*Stated problem 1*: In the listing, could you turn the part that opens with the line containing "right-paragraph-1-rest: ). Необходимо" and continues through the end of the listing into a numbered list, skipping blank lines?

*Page*:
>> BEGIN

Post by EwenS » 15 May 2021, 09:56

I found this article on RN tests against HMS Seraph which had been converted as an unarmed high speed targeting mid 1944 as a result of the threat of the Type XXI which may offer some clues.
http://rnsubs.co.uk/articles/developmen ... rettyPhoto

A few points.
1. You would also need to change the propellers on your modified Type IX to reduce cavitation. See the end of the Seraph article.
2. German Snorkel trials only began in summer 1943. By D-Day only about half the fleet had been refitted. So surely your modified Type IX won’t be available until 1944.
3. I’m not sure how much you would gain in transit times. In 1943 U-boat tactics were still for surface transits. They are not going to be running at high underwater transit speeds on batteries as that bigger battery then takes longer to recharge. Even a Type XXI batteries were more quickly recharged on the surface. Snorkelling at high speed increases the wake from the snorkel head making it more visible to aircraft. In 1945 the Mark 1 eyeball seems to still have been the best way for an aircraft to detect such a sub. Also generates a bigger exhaust plume which in colder conditions is easily spotable. Again in winter 1944/45 that was a prime way of spotting these boats.

>> END

*Entries shown*:
>> BEGIN

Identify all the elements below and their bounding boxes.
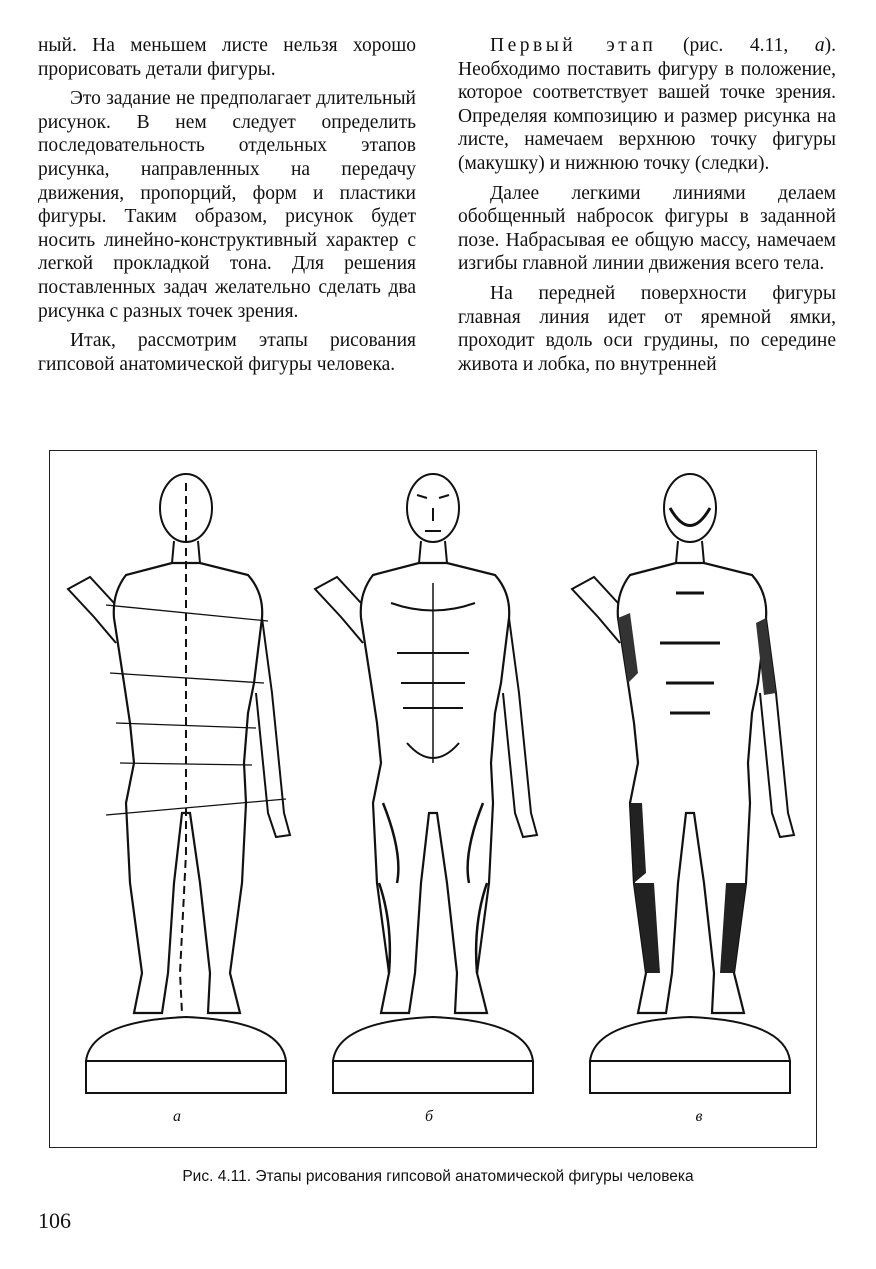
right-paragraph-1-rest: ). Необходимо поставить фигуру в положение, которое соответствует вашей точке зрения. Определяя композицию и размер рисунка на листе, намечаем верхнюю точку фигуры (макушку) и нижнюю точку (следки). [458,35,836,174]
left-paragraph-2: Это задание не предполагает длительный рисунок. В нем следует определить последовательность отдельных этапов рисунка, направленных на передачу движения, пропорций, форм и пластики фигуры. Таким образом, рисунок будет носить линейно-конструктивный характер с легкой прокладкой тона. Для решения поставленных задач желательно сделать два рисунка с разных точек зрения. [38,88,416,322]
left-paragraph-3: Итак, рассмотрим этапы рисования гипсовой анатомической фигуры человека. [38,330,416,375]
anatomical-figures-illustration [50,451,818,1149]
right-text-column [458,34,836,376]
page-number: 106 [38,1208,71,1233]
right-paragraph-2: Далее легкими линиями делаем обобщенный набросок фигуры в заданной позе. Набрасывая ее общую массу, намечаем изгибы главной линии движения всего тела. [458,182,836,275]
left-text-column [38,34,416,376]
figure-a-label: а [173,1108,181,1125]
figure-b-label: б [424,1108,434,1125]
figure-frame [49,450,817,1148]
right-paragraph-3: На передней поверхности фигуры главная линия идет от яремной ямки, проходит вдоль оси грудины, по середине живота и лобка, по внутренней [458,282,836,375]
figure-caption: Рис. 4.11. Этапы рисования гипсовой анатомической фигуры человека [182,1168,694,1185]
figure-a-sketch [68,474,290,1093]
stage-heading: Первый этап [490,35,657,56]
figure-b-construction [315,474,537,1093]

>> END

*Stated problem 2*: According to the post, when did German snorkel trials begin?

*Complete answer 1*:
1. right-paragraph-1-rest: ). Необходимо поставить фигуру в положение, которое соответствует вашей точке зрения. Определяя композицию и размер рисунка на листе, намечаем верхнюю точку фигуры (макушку) и нижнюю точку (следки). [458,35,836,174]
2. left-paragraph-2: Это задание не предполагает длительный рисунок. В нем следует определить последовательность отдельных этапов рисунка, направленных на передачу движения, пропорций, форм и пластики фигуры. Таким образом, рисунок будет носить линейно-конструктивный характер с легкой прокладкой тона. Для решения поставленных задач желательно сделать два рисунка с разных точек зрения. [38,88,416,322]
3. left-paragraph-3: Итак, рассмотрим этапы рисования гипсовой анатомической фигуры человека. [38,330,416,375]
4. anatomical-figures-illustration [50,451,818,1149]
5. right-text-column [458,34,836,376]
6. page-number: 106 [38,1208,71,1233]
7. right-paragraph-2: Далее легкими линиями делаем обобщенный набросок фигуры в заданной позе. Набрасывая ее общую массу, намечаем изгибы главной линии движения всего тела. [458,182,836,275]
8. left-text-column [38,34,416,376]
9. figure-a-label: а [173,1108,181,1125]
10. figure-b-label: б [424,1108,434,1125]
11. figure-frame [49,450,817,1148]
12. right-paragraph-3: На передней поверхности фигуры главная линия идет от яремной ямки, проходит вдоль оси грудины, по середине живота и лобка, по внутренней [458,282,836,375]
13. figure-caption: Рис. 4.11. Этапы рисования гипсовой анатомической фигуры человека [182,1168,694,1185]
14. figure-a-sketch [68,474,290,1093]
15. stage-heading: Первый этап [490,35,657,56]
16. figure-b-construction [315,474,537,1093]

*Complete answer 2*: In summer 1943.